### Work required
Output each entry verbatim and exclude every picture from it.

### Extracted material
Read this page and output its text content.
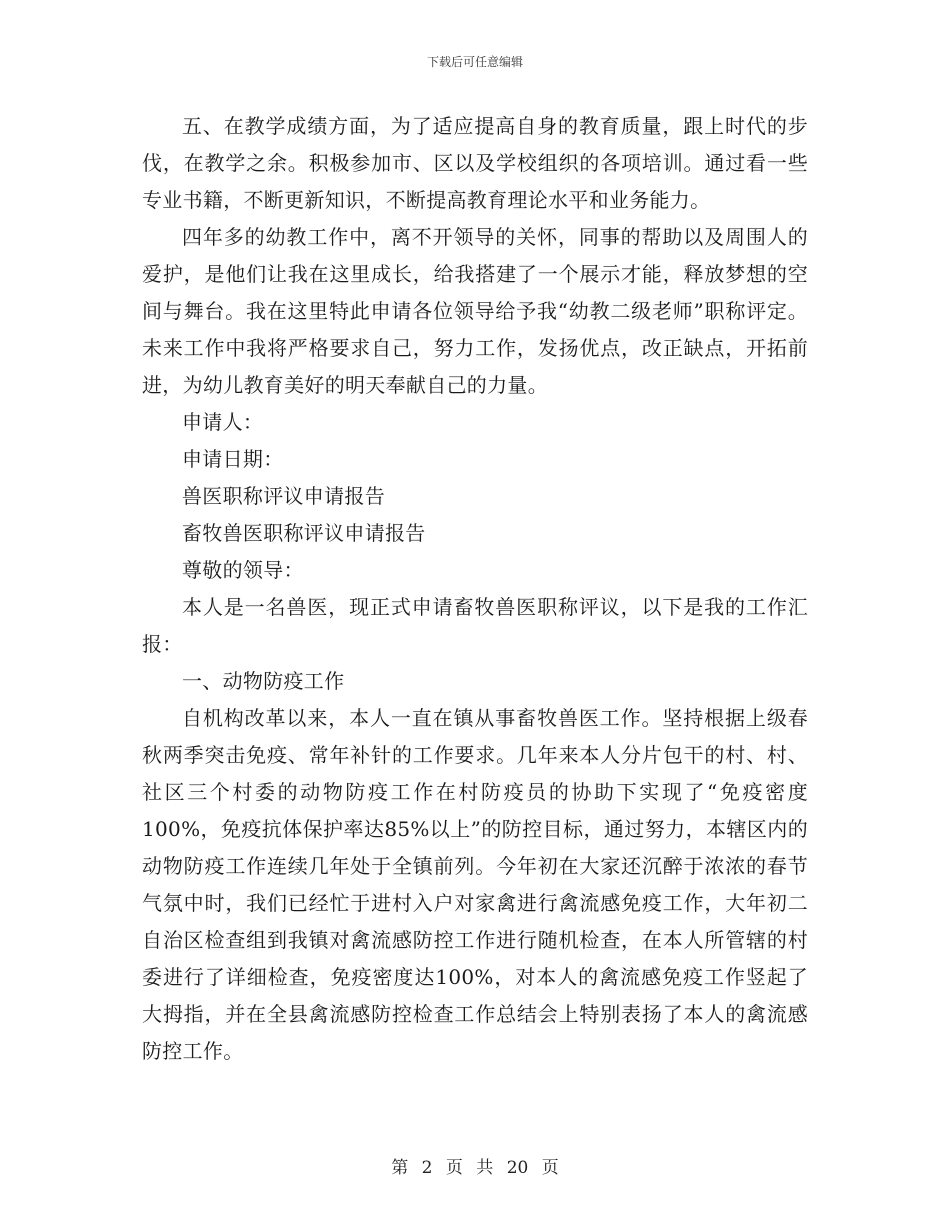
下载后可任意编辑

五、在教学成绩方面，为了适应提高自身的教育质量，跟上时代的步伐，在教学之余。积极参加市、区以及学校组织的各项培训。通过看一些专业书籍，不断更新知识，不断提高教育理论水平和业务能力。

四年多的幼教工作中，离不开领导的关怀，同事的帮助以及周围人的爱护，是他们让我在这里成长，给我搭建了一个展示才能，释放梦想的空间与舞台。我在这里特此申请各位领导给予我“幼教二级老师”职称评定。未来工作中我将严格要求自己，努力工作，发扬优点，改正缺点，开拓前进，为幼儿教育美好的明天奉献自己的力量。

申请人：

申请日期：

兽医职称评议申请报告

畜牧兽医职称评议申请报告

尊敬的领导：

本人是一名兽医，现正式申请畜牧兽医职称评议，以下是我的工作汇报：

一、动物防疫工作

自机构改革以来，本人一直在镇从事畜牧兽医工作。坚持根据上级春秋两季突击免疫、常年补针的工作要求。几年来本人分片包干的村、村、社区三个村委的动物防疫工作在村防疫员的协助下实现了“免疫密度100%，免疫抗体保护率达85%以上”的防控目标，通过努力，本辖区内的动物防疫工作连续几年处于全镇前列。今年初在大家还沉醉于浓浓的春节气氛中时，我们已经忙于进村入户对家禽进行禽流感免疫工作，大年初二自治区检查组到我镇对禽流感防控工作进行随机检查，在本人所管辖的村委进行了详细检查，免疫密度达100%，对本人的禽流感免疫工作竖起了大拇指，并在全县禽流感防控检查工作总结会上特别表扬了本人的禽流感防控工作。

第 2 页 共 20 页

### Final result
Read this page and output its text content.
下载后可任意编辑

五、在教学成绩方面，为了适应提高自身的教育质量，跟上时代的步伐，在教学之余。积极参加市、区以及学校组织的各项培训。通过看一些专业书籍，不断更新知识，不断提高教育理论水平和业务能力。

四年多的幼教工作中，离不开领导的关怀，同事的帮助以及周围人的爱护，是他们让我在这里成长，给我搭建了一个展示才能，释放梦想的空间与舞台。我在这里特此申请各位领导给予我“幼教二级老师”职称评定。未来工作中我将严格要求自己，努力工作，发扬优点，改正缺点，开拓前进，为幼儿教育美好的明天奉献自己的力量。

申请人：

申请日期：

兽医职称评议申请报告

畜牧兽医职称评议申请报告

尊敬的领导：

本人是一名兽医，现正式申请畜牧兽医职称评议，以下是我的工作汇报：

一、动物防疫工作

自机构改革以来，本人一直在镇从事畜牧兽医工作。坚持根据上级春秋两季突击免疫、常年补针的工作要求。几年来本人分片包干的村、村、社区三个村委的动物防疫工作在村防疫员的协助下实现了“免疫密度100%，免疫抗体保护率达85%以上”的防控目标，通过努力，本辖区内的动物防疫工作连续几年处于全镇前列。今年初在大家还沉醉于浓浓的春节气氛中时，我们已经忙于进村入户对家禽进行禽流感免疫工作，大年初二自治区检查组到我镇对禽流感防控工作进行随机检查，在本人所管辖的村委进行了详细检查，免疫密度达100%，对本人的禽流感免疫工作竖起了大拇指，并在全县禽流感防控检查工作总结会上特别表扬了本人的禽流感防控工作。

第 2 页 共 20 页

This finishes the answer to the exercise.